___ RECORD EXTRACTS ___

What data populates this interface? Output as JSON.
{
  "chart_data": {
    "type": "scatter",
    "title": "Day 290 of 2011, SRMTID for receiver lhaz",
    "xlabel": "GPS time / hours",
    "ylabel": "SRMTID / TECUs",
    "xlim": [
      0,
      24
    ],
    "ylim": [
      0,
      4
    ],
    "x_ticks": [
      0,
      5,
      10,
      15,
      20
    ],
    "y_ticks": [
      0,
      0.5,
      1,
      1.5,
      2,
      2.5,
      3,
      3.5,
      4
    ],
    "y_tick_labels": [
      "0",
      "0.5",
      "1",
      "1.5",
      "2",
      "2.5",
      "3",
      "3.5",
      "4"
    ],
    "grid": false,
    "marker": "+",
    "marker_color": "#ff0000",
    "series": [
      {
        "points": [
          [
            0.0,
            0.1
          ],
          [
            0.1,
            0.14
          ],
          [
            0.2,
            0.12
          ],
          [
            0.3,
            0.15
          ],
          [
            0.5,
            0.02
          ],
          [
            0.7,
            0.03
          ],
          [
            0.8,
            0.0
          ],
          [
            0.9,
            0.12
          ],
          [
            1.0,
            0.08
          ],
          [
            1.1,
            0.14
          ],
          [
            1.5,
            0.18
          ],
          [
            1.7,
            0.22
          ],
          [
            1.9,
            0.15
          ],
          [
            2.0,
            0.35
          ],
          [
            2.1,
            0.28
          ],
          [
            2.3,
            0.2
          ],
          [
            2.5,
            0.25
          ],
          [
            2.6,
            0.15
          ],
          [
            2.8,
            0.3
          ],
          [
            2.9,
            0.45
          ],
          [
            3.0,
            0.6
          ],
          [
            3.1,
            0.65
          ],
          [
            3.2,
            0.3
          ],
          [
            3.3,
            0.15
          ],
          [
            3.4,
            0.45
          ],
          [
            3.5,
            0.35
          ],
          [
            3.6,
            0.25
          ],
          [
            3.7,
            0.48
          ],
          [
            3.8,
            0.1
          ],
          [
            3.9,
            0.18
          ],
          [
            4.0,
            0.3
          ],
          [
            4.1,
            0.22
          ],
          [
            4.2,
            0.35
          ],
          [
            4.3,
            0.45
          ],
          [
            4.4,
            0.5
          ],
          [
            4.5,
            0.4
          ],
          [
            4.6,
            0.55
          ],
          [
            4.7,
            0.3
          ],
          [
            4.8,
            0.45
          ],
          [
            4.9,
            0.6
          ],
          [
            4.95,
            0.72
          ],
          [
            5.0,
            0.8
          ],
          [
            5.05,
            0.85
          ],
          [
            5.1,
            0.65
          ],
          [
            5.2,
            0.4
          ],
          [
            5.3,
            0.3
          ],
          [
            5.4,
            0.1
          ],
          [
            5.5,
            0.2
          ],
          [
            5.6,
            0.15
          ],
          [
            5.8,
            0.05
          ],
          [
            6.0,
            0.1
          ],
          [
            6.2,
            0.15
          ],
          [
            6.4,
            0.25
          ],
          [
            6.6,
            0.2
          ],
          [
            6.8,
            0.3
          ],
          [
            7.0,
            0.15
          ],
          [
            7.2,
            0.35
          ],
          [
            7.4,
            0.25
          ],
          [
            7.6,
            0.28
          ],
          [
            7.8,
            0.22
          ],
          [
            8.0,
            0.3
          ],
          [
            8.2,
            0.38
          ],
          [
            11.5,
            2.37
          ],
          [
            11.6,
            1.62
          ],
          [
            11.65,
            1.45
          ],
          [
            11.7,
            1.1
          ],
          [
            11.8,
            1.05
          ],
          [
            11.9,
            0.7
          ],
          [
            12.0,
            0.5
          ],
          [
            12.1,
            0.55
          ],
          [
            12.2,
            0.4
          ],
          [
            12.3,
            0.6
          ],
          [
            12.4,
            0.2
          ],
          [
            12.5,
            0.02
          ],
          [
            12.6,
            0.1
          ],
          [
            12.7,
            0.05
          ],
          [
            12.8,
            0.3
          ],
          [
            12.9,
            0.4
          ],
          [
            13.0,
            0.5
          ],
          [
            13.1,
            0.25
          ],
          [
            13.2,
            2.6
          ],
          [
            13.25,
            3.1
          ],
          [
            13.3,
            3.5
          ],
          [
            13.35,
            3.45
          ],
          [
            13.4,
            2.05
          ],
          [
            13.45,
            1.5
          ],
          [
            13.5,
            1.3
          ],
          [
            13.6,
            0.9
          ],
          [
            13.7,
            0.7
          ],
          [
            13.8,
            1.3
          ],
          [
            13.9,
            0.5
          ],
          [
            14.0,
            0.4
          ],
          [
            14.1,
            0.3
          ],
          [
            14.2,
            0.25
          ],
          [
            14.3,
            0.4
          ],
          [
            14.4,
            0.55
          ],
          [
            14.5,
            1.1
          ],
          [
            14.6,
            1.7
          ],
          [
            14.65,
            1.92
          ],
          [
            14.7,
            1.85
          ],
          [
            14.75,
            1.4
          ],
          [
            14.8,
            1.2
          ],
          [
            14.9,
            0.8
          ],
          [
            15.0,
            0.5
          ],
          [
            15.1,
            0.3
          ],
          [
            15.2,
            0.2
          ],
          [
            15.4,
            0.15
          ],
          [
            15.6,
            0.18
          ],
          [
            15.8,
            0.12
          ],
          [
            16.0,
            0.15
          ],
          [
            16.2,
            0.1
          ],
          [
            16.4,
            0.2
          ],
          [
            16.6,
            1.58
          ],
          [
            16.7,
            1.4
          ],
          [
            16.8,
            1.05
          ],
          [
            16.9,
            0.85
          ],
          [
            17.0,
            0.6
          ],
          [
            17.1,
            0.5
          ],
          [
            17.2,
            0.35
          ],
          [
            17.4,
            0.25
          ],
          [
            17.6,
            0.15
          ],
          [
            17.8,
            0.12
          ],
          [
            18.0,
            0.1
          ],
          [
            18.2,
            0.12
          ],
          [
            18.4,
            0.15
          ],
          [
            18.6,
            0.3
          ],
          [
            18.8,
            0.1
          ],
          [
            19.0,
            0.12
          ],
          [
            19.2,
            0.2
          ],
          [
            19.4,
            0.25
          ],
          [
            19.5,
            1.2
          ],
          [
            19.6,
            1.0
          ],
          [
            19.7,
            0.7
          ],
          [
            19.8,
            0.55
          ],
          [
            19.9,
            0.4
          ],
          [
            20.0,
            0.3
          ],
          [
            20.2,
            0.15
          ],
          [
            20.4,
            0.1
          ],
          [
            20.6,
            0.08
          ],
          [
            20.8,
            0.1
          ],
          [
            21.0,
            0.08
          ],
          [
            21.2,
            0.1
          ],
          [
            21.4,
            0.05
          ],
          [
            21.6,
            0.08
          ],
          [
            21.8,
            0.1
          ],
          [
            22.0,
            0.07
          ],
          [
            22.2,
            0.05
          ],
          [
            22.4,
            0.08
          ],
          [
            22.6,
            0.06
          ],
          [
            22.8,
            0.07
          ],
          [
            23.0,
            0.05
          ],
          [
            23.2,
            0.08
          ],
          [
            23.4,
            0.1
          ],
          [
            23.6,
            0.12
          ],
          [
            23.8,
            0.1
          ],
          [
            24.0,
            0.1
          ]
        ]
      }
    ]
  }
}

___

AIM OF THE TASK: Print back all the lines verbatim.

CORRECT RESULT:
What data populates this interface? Output as JSON.
{
  "chart_data": {
    "type": "scatter",
    "title": "Day 290 of 2011, SRMTID for receiver lhaz",
    "xlabel": "GPS time / hours",
    "ylabel": "SRMTID / TECUs",
    "xlim": [
      0,
      24
    ],
    "ylim": [
      0,
      4
    ],
    "x_ticks": [
      0,
      5,
      10,
      15,
      20
    ],
    "y_ticks": [
      0,
      0.5,
      1,
      1.5,
      2,
      2.5,
      3,
      3.5,
      4
    ],
    "y_tick_labels": [
      "0",
      "0.5",
      "1",
      "1.5",
      "2",
      "2.5",
      "3",
      "3.5",
      "4"
    ],
    "grid": false,
    "marker": "+",
    "marker_color": "#ff0000",
    "series": [
      {
        "points": [
          [
            0.0,
            0.1
          ],
          [
            0.1,
            0.14
          ],
          [
            0.2,
            0.12
          ],
          [
            0.3,
            0.15
          ],
          [
            0.5,
            0.02
          ],
          [
            0.7,
            0.03
          ],
          [
            0.8,
            0.0
          ],
          [
            0.9,
            0.12
          ],
          [
            1.0,
            0.08
          ],
          [
            1.1,
            0.14
          ],
          [
            1.5,
            0.18
          ],
          [
            1.7,
            0.22
          ],
          [
            1.9,
            0.15
          ],
          [
            2.0,
            0.35
          ],
          [
            2.1,
            0.28
          ],
          [
            2.3,
            0.2
          ],
          [
            2.5,
            0.25
          ],
          [
            2.6,
            0.15
          ],
          [
            2.8,
            0.3
          ],
          [
            2.9,
            0.45
          ],
          [
            3.0,
            0.6
          ],
          [
            3.1,
            0.65
          ],
          [
            3.2,
            0.3
          ],
          [
            3.3,
            0.15
          ],
          [
            3.4,
            0.45
          ],
          [
            3.5,
            0.35
          ],
          [
            3.6,
            0.25
          ],
          [
            3.7,
            0.48
          ],
          [
            3.8,
            0.1
          ],
          [
            3.9,
            0.18
          ],
          [
            4.0,
            0.3
          ],
          [
            4.1,
            0.22
          ],
          [
            4.2,
            0.35
          ],
          [
            4.3,
            0.45
          ],
          [
            4.4,
            0.5
          ],
          [
            4.5,
            0.4
          ],
          [
            4.6,
            0.55
          ],
          [
            4.7,
            0.3
          ],
          [
            4.8,
            0.45
          ],
          [
            4.9,
            0.6
          ],
          [
            4.95,
            0.72
          ],
          [
            5.0,
            0.8
          ],
          [
            5.05,
            0.85
          ],
          [
            5.1,
            0.65
          ],
          [
            5.2,
            0.4
          ],
          [
            5.3,
            0.3
          ],
          [
            5.4,
            0.1
          ],
          [
            5.5,
            0.2
          ],
          [
            5.6,
            0.15
          ],
          [
            5.8,
            0.05
          ],
          [
            6.0,
            0.1
          ],
          [
            6.2,
            0.15
          ],
          [
            6.4,
            0.25
          ],
          [
            6.6,
            0.2
          ],
          [
            6.8,
            0.3
          ],
          [
            7.0,
            0.15
          ],
          [
            7.2,
            0.35
          ],
          [
            7.4,
            0.25
          ],
          [
            7.6,
            0.28
          ],
          [
            7.8,
            0.22
          ],
          [
            8.0,
            0.3
          ],
          [
            8.2,
            0.38
          ],
          [
            11.5,
            2.37
          ],
          [
            11.6,
            1.62
          ],
          [
            11.65,
            1.45
          ],
          [
            11.7,
            1.1
          ],
          [
            11.8,
            1.05
          ],
          [
            11.9,
            0.7
          ],
          [
            12.0,
            0.5
          ],
          [
            12.1,
            0.55
          ],
          [
            12.2,
            0.4
          ],
          [
            12.3,
            0.6
          ],
          [
            12.4,
            0.2
          ],
          [
            12.5,
            0.02
          ],
          [
            12.6,
            0.1
          ],
          [
            12.7,
            0.05
          ],
          [
            12.8,
            0.3
          ],
          [
            12.9,
            0.4
          ],
          [
            13.0,
            0.5
          ],
          [
            13.1,
            0.25
          ],
          [
            13.2,
            2.6
          ],
          [
            13.25,
            3.1
          ],
          [
            13.3,
            3.5
          ],
          [
            13.35,
            3.45
          ],
          [
            13.4,
            2.05
          ],
          [
            13.45,
            1.5
          ],
          [
            13.5,
            1.3
          ],
          [
            13.6,
            0.9
          ],
          [
            13.7,
            0.7
          ],
          [
            13.8,
            1.3
          ],
          [
            13.9,
            0.5
          ],
          [
            14.0,
            0.4
          ],
          [
            14.1,
            0.3
          ],
          [
            14.2,
            0.25
          ],
          [
            14.3,
            0.4
          ],
          [
            14.4,
            0.55
          ],
          [
            14.5,
            1.1
          ],
          [
            14.6,
            1.7
          ],
          [
            14.65,
            1.92
          ],
          [
            14.7,
            1.85
          ],
          [
            14.75,
            1.4
          ],
          [
            14.8,
            1.2
          ],
          [
            14.9,
            0.8
          ],
          [
            15.0,
            0.5
          ],
          [
            15.1,
            0.3
          ],
          [
            15.2,
            0.2
          ],
          [
            15.4,
            0.15
          ],
          [
            15.6,
            0.18
          ],
          [
            15.8,
            0.12
          ],
          [
            16.0,
            0.15
          ],
          [
            16.2,
            0.1
          ],
          [
            16.4,
            0.2
          ],
          [
            16.6,
            1.58
          ],
          [
            16.7,
            1.4
          ],
          [
            16.8,
            1.05
          ],
          [
            16.9,
            0.85
          ],
          [
            17.0,
            0.6
          ],
          [
            17.1,
            0.5
          ],
          [
            17.2,
            0.35
          ],
          [
            17.4,
            0.25
          ],
          [
            17.6,
            0.15
          ],
          [
            17.8,
            0.12
          ],
          [
            18.0,
            0.1
          ],
          [
            18.2,
            0.12
          ],
          [
            18.4,
            0.15
          ],
          [
            18.6,
            0.3
          ],
          [
            18.8,
            0.1
          ],
          [
            19.0,
            0.12
          ],
          [
            19.2,
            0.2
          ],
          [
            19.4,
            0.25
          ],
          [
            19.5,
            1.2
          ],
          [
            19.6,
            1.0
          ],
          [
            19.7,
            0.7
          ],
          [
            19.8,
            0.55
          ],
          [
            19.9,
            0.4
          ],
          [
            20.0,
            0.3
          ],
          [
            20.2,
            0.15
          ],
          [
            20.4,
            0.1
          ],
          [
            20.6,
            0.08
          ],
          [
            20.8,
            0.1
          ],
          [
            21.0,
            0.08
          ],
          [
            21.2,
            0.1
          ],
          [
            21.4,
            0.05
          ],
          [
            21.6,
            0.08
          ],
          [
            21.8,
            0.1
          ],
          [
            22.0,
            0.07
          ],
          [
            22.2,
            0.05
          ],
          [
            22.4,
            0.08
          ],
          [
            22.6,
            0.06
          ],
          [
            22.8,
            0.07
          ],
          [
            23.0,
            0.05
          ],
          [
            23.2,
            0.08
          ],
          [
            23.4,
            0.1
          ],
          [
            23.6,
            0.12
          ],
          [
            23.8,
            0.1
          ],
          [
            24.0,
            0.1
          ]
        ]
      }
    ]
  }
}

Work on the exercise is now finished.